Extracted records:
========

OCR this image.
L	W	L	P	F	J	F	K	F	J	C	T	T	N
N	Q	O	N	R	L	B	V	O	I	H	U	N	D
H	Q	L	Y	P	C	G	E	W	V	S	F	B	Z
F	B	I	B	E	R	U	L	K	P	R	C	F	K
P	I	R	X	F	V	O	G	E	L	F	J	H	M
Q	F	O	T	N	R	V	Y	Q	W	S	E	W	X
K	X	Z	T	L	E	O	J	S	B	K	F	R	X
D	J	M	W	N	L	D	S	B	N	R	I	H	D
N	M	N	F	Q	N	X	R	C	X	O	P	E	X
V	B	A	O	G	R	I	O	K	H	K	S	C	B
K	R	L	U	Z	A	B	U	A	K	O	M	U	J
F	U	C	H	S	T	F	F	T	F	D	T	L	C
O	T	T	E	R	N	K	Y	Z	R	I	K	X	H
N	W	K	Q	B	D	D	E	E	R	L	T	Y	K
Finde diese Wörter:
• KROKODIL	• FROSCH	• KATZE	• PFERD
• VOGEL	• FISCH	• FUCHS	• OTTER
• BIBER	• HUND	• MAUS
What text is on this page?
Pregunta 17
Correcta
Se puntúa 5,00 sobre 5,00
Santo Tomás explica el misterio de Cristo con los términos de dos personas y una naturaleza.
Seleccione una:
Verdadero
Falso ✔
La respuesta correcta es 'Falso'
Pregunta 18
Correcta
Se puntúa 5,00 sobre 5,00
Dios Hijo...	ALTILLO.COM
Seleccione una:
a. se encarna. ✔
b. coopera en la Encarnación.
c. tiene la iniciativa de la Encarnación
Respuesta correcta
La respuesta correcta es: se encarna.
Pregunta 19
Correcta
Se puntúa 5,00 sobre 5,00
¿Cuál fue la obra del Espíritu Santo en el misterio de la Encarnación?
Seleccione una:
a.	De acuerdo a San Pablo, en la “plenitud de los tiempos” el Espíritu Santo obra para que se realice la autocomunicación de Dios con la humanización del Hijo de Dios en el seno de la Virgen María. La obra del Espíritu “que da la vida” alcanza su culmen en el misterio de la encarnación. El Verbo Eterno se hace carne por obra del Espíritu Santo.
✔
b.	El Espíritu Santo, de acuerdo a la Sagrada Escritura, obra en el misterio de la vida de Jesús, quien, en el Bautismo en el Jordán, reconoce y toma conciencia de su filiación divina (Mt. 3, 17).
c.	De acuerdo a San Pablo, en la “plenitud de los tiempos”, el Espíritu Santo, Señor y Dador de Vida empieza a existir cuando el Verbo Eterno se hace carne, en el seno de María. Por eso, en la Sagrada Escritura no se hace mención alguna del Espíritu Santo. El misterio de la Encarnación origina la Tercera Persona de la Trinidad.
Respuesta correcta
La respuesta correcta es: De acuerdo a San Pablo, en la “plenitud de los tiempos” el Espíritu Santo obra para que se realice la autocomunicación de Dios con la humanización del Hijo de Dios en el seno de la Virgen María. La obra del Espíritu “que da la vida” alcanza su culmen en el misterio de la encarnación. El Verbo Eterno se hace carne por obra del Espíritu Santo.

========

Copy each line containing the word "Pregunta" from the data.

Pregunta 17
Pregunta 18
Pregunta 19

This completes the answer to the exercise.